Render the records from the line containing "info-value: : Tata Busana <box>361" through the line containing "paragraph-tujuan-kurikulum: Tujuan kurikulum" as a JSON list of strings, one string per line, with blank lines omitted.

--- Data ---
◆ ◆ ◆ ◆
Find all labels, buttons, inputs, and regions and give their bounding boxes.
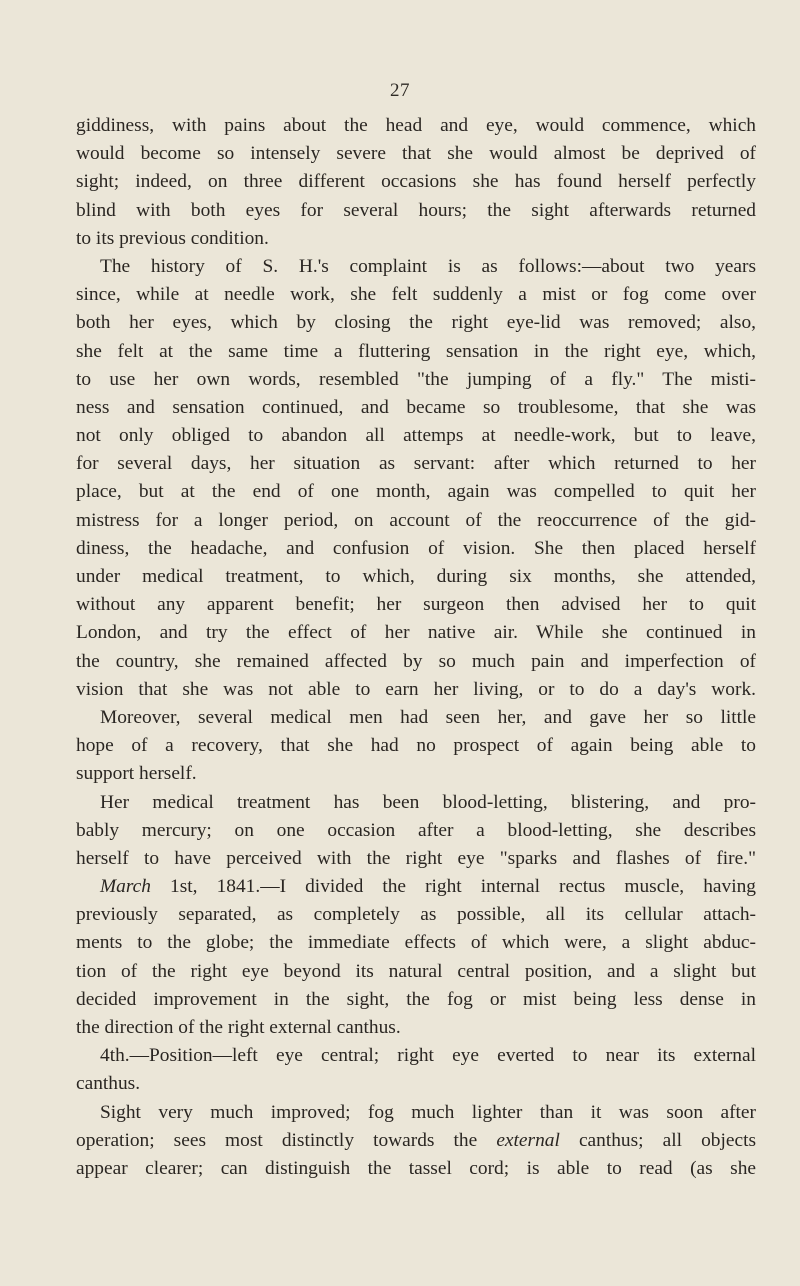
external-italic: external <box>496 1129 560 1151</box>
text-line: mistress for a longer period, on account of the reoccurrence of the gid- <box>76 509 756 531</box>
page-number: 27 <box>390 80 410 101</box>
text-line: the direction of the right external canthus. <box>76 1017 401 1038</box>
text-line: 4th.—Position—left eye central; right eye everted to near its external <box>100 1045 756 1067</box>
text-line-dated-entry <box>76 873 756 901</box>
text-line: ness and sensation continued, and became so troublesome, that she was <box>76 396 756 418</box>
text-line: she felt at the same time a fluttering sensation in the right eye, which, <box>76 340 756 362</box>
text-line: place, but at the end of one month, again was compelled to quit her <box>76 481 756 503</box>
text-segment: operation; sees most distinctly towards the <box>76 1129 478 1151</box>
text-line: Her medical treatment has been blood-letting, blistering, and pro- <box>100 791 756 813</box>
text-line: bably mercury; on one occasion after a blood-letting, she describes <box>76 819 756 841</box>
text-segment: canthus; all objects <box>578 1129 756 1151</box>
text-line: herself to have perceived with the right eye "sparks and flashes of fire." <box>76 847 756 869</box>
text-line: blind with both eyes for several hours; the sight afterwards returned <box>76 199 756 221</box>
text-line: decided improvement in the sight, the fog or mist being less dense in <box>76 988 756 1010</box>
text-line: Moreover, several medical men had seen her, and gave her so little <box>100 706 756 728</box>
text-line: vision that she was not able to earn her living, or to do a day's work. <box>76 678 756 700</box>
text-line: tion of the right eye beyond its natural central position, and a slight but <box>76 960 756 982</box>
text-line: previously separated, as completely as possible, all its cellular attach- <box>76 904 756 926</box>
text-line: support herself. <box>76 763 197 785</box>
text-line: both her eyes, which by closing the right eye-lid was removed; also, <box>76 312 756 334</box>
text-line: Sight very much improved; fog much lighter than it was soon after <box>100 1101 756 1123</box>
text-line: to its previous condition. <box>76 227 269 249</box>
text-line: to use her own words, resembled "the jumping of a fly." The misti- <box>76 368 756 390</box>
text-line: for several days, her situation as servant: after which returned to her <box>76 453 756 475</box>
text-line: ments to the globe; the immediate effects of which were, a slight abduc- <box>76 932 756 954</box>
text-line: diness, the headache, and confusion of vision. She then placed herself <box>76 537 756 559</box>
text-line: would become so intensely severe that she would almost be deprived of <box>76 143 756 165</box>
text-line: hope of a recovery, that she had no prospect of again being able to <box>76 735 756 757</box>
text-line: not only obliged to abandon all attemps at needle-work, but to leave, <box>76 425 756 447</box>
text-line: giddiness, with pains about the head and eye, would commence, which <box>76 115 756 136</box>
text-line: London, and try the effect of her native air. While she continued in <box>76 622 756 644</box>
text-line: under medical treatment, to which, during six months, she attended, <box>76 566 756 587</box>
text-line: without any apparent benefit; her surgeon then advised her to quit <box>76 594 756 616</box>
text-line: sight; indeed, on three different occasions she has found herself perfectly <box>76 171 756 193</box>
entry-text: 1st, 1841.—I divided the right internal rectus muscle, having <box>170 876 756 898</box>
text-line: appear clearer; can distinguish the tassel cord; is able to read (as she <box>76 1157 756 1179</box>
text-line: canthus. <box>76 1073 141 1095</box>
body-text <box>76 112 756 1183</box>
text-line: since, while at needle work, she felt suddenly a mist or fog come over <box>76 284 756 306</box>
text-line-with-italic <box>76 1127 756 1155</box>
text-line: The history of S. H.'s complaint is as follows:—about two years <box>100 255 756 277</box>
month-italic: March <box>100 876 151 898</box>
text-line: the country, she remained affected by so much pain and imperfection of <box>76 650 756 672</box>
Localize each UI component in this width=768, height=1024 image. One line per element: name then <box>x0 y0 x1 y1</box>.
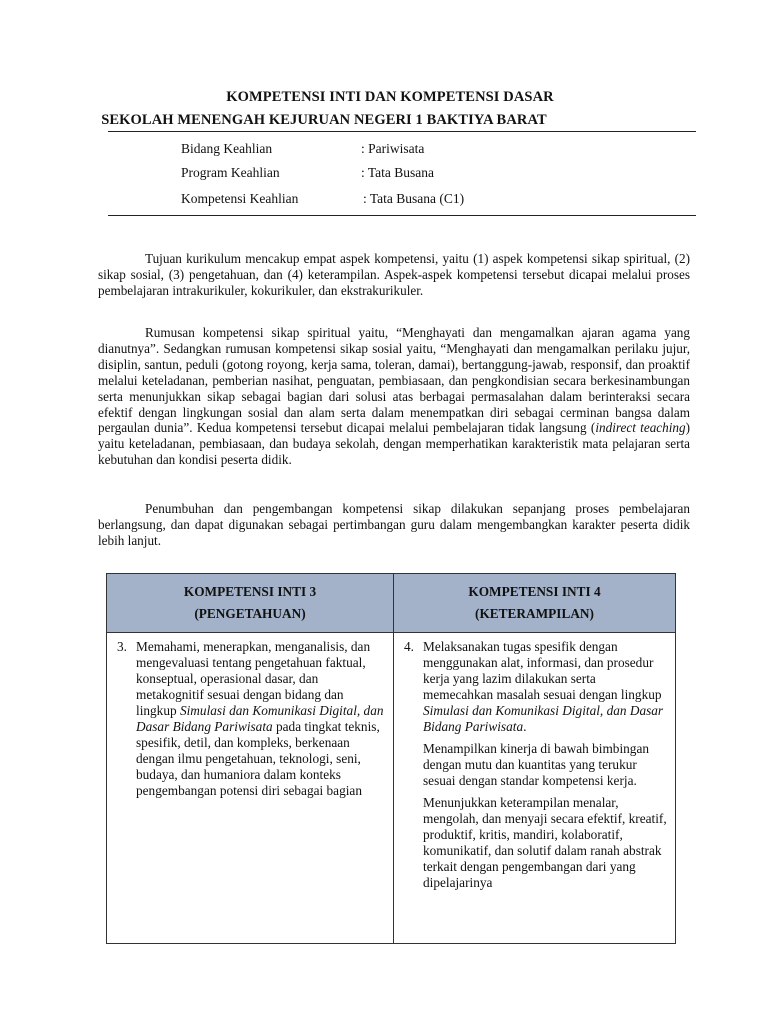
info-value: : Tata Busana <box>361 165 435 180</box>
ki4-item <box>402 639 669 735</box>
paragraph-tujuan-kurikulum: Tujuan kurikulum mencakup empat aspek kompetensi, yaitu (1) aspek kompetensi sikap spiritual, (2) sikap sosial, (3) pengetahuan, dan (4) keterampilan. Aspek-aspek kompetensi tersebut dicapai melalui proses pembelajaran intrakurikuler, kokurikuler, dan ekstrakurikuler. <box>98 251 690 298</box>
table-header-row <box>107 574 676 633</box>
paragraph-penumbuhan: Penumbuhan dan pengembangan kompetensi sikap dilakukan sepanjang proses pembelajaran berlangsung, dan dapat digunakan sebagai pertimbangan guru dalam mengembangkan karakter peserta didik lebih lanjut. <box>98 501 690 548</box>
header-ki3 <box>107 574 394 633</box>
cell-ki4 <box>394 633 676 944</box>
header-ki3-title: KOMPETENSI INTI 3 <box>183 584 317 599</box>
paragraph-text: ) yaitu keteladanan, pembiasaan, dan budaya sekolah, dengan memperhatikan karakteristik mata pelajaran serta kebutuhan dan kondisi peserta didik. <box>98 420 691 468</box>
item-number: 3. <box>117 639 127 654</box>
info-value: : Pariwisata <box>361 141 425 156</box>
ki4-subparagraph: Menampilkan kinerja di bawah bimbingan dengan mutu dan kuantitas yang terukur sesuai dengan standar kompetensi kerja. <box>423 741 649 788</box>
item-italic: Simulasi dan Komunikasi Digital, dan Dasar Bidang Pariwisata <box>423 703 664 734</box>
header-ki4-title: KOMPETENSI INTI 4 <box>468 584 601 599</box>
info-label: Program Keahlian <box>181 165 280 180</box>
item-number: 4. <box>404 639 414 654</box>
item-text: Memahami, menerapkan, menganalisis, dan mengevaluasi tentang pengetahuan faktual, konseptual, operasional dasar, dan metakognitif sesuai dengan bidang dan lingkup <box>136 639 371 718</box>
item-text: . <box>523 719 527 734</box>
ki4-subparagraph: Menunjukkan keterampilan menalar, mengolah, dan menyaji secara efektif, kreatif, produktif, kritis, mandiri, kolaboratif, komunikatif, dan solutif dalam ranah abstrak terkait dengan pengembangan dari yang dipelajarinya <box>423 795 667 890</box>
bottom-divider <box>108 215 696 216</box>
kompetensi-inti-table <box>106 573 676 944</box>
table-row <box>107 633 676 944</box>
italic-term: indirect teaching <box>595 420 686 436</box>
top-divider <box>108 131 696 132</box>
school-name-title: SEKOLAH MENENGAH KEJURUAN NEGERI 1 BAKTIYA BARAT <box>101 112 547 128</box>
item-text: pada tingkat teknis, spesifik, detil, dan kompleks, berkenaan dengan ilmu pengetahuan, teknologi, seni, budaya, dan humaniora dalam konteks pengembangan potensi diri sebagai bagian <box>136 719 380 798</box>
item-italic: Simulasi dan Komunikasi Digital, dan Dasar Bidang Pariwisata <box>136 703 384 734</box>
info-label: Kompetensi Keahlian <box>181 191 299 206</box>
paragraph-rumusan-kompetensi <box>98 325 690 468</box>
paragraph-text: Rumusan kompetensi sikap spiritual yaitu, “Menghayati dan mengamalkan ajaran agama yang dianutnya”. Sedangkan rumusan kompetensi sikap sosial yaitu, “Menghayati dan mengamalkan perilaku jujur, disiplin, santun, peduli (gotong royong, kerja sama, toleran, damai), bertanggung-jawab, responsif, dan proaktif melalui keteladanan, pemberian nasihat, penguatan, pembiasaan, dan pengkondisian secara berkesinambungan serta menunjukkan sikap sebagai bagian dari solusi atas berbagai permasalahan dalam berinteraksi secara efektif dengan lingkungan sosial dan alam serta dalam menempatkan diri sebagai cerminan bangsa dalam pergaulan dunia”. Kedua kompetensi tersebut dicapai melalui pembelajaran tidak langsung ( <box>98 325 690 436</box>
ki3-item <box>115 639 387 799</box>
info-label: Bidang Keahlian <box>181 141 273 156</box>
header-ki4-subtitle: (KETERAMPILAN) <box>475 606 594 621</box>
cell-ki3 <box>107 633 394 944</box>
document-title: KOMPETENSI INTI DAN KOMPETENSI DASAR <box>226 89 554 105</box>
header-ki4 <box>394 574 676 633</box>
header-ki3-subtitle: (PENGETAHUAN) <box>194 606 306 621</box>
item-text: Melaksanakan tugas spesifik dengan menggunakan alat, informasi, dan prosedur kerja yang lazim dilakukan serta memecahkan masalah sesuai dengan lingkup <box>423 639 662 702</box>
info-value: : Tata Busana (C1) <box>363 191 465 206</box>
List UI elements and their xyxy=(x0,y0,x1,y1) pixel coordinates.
◆ ◆ ◆ ◆
--- In response ---
[
  "info-value: : Tata Busana <box>361 165 435 180</box>",
  "ki4-item <box>402 639 669 735</box>",
  "paragraph-tujuan-kurikulum: Tujuan kurikulum mencakup empat aspek kompetensi, yaitu (1) aspek kompetensi sikap spiritual, (2) sikap sosial, (3) pengetahuan, dan (4) keterampilan. Aspek-aspek kompetensi tersebut dicapai melalui proses pembelajaran intrakurikuler, kokurikuler, dan ekstrakurikuler. <box>98 251 690 298</box>"
]